Page extract =>
The fast-growing demand for data centres in Canada can help safeguard data sovereignty, enable Canadian AI development and boost productivity across a range of industrial sectors.
At the same time, data centres consume huge amounts of power and water, emit greenhouse gases and don’t create as many long-term jobs as traditional manufacturing facilities.
Those are some of the tradeoffs Canadians should consider in deciding how many data centres should be built, where they should be located and how to manage their impacts, experts said during a Transition Accelerator webinar titled: “Data Centres: Catalyst or Challenge for Canada’s Energy Sector?”
“Canada already hosts over 230 data centres but new AI-focused facilities mark a real step-change in scale,” said webinar moderator Jane McDonald (photo at left), a Transition Accelerator board member. The Transition Accelerator is a pan-Canadian organization that works with others to identify and advance viable pathways to a prosperous, competitive and net-zero emissions Canada in 2050.
Canada’s low-cost, non-emitting electricity mix, cold climate and digital talent are attracting interest in building data centres from tech giants such as Amazon Web Services, Microsoft and Google, McDonald said.
Research by RBC estimated that if all the data centre projects currently being reviewed by provinces proceed, these facilities would account for 14 percent of Canada’s total power needs by 2030, she said. “This is a very significant source of demand and it’s a big change for [Canada].”
The growth in data centres also is occurring when electricity demand is increasing due to amount of electrification that will be required to support the clean energy transition. Most experts think Canada will need to triple its current amount of clean electricity generation to achieve net-zero emissions by 2050.
“We’re seeing new [electricity] demands and new [data centre] growth, not just here in Canada but globally,” said Taylor Briggs (photo at right), principal, public policy at Amazon Web Services (AWS), the cloud computing arm of Amazon.
“There’s a digital shift going on and an explosion of generative AI in the last two years. That’s leading to a lot of the demand that we’re seeing today,” he said.
AWS, which has been in Canada since 2010, opened its first data centre in Montreal in 2016. The company opened a new data centre in Calgary in 2023 and plans to build other new data centres in Canada.
AWS plans to invest about $24.7, including capital and operating costs, in data centres in Canada over the next 12 years, Briggs said.
Ontario’s electricity system operator expects data centres to account for 13 percent of new electricity demand in the province by 2035, according to a report by the Canadian Climate Institute.
Overall demand on Ontario’s electricity grid is forecast to grow by 75 percent by 2050, said Elissa Downey (photo at left), senior manager, strategic initiatives at Ontario Power Generation (OPG).
Hydro Québec has identified data centres as the largest new line item in its 2023 supply plan over the next 10 years.
As of March 2025, Alberta has more than 10 gigawatts of proposed data centre projects in the grid-interconnection queue. The Alberta government wants the developers to set up natural gas turbines and use gas-generated electricity to power the data centres, which would increase the province’s GHG emissions.

Data lines =>
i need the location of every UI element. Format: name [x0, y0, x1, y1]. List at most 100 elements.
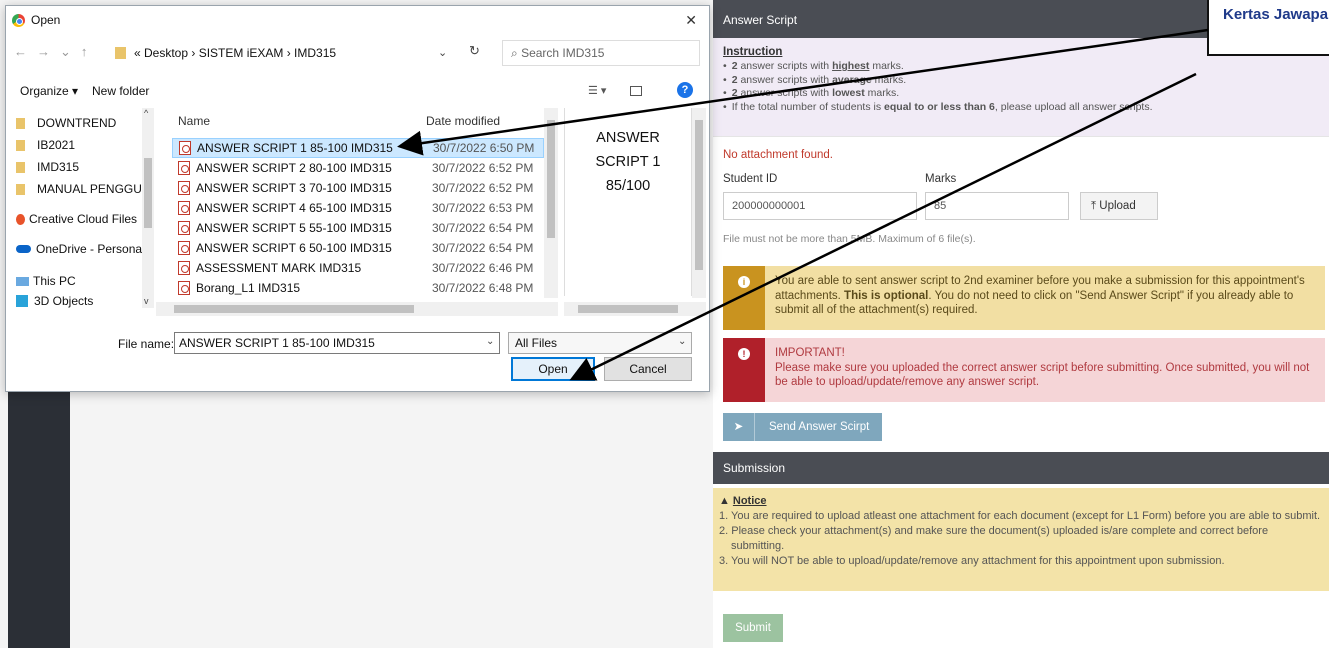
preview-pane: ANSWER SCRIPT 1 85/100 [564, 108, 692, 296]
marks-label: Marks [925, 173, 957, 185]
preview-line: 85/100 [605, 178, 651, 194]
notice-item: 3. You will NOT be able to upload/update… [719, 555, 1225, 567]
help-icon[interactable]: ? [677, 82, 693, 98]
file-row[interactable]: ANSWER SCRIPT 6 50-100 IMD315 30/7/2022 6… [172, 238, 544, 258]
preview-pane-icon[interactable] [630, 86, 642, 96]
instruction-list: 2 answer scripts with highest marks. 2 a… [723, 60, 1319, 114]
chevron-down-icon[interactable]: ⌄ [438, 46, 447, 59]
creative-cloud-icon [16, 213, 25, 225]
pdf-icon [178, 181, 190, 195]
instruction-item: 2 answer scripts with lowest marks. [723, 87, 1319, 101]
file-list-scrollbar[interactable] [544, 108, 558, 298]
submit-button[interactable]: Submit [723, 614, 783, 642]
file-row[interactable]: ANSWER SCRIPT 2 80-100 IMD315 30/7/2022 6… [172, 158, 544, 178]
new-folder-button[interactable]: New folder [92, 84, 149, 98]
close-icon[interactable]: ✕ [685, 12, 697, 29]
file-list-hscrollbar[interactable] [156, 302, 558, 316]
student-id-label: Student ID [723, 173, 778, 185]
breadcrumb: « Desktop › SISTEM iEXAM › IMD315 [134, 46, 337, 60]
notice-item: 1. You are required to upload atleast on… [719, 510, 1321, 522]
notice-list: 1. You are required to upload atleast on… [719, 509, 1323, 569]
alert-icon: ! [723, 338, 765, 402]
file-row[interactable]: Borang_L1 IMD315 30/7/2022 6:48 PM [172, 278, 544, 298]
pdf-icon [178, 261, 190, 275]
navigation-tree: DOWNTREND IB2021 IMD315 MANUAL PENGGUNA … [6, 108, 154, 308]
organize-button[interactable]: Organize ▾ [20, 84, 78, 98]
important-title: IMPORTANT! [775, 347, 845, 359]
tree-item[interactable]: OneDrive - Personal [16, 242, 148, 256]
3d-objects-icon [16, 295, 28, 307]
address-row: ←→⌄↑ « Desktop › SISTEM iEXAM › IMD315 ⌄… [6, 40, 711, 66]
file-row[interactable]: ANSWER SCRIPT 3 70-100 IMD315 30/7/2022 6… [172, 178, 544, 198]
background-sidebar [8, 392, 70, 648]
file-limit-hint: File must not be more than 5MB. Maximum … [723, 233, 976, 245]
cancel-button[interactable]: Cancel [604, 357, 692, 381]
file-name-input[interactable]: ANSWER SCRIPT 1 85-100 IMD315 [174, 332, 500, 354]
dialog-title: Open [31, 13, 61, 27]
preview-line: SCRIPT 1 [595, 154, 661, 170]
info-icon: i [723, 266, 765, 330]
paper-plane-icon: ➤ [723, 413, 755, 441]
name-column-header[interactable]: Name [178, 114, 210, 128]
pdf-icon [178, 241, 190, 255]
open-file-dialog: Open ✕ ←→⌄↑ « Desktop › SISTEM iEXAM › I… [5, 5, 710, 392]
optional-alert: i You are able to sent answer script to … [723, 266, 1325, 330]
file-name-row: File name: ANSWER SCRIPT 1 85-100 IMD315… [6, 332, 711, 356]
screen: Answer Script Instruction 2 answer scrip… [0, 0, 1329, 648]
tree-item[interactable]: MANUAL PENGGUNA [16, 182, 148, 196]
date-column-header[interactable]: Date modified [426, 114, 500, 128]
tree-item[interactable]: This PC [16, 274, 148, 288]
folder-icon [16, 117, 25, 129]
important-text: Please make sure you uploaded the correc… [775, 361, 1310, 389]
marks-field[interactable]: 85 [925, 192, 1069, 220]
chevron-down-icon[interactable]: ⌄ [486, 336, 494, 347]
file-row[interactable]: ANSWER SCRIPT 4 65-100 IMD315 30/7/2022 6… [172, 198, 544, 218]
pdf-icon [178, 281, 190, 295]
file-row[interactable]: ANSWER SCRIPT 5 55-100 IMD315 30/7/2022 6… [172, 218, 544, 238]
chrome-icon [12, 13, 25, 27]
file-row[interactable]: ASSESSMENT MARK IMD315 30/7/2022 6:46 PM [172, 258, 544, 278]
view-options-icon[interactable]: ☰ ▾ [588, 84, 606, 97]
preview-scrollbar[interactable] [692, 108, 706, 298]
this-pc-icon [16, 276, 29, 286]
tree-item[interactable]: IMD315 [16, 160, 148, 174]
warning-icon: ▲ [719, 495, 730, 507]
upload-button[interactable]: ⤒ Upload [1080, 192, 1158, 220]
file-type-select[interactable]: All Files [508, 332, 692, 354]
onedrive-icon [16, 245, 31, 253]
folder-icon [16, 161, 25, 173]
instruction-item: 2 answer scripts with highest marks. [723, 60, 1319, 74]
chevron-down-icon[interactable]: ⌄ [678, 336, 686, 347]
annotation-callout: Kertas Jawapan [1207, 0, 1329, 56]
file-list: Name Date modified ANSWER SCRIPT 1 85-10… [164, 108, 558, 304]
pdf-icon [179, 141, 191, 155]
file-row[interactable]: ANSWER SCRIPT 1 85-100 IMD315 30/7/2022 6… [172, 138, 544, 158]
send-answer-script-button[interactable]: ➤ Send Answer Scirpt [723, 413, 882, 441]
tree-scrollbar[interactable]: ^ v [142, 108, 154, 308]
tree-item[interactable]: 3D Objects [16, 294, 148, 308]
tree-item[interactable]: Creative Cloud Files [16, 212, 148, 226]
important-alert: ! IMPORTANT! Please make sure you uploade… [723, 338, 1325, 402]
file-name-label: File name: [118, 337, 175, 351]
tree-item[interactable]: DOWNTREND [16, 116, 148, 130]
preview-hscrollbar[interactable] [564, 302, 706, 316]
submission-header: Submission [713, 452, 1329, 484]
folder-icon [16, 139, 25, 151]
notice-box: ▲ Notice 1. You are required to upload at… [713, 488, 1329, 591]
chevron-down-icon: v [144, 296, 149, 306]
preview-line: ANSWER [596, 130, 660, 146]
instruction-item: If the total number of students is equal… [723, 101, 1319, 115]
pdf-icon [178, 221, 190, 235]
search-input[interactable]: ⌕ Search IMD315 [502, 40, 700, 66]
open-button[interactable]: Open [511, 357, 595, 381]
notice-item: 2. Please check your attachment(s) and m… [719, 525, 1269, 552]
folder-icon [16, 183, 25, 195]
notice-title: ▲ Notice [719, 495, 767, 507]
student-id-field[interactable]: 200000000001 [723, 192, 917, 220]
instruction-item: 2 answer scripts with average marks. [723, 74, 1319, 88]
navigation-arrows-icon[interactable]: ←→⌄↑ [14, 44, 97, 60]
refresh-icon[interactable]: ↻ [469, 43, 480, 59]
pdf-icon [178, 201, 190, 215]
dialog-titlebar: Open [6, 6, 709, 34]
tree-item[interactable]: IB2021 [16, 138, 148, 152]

Task set =>
a) According to the article on data centres in Canada, in what year did AWS open its first Canadian data centre in Montreal?
b) Reproduce word for word the part of the data centres article that opens with the words containing "Ontario’s electricity system" and closes with "Canadian Climate Institute.".
c) Carry on the article about data centres in Canada from the point where it stops.

Answers to the tasks =>
a) 2016

b)
Ontario’s electricity system operator expects data centres to account for 13 percent of new electricity demand in the province by 2035, according to a report by the Canadian Climate Institute.

c)
"I think data centres are here [and more are] coming,” Downey said. “At the same time, electrification is coming and so is the energy transition.”
“If anything, we need to be very proactive about our planning” for future electricity demand and delivery, she said.
For OPG, data centres represent an electricity load growth opportunity that must be balanced with other load-growth opportunities, such as the energy transition and electrification, which will also put major demands on Ontario’s electricity systems, Downey said.
In Ontario, the provincial grid is legislatively obligated to connect large loads, so there’s no constraint on connecting data centres, she noted.
However, in Quebec, which was seeing large electricity demand from crypto mining operations over the last five years, large loads wanting connection must now seek provincial government approval.
In contrast, Alberta has an aggressive strategy to attract $100 billion investment over a few years in data centres to the province, including a concierge to help companies navigate the complexity of connecting to the grid.
Concerns about data centres’ environmental impacts and profit-driven business model
Mél Hogan (photo at right), associate professor of film and media at Queen’s University and host of the podcast The Data Fix, brought to the webinar a very different perspective on data centres than the other panelists.
“I’m not convinced that AI is here to stay, in part because of the way its business model is set up currently,” she said.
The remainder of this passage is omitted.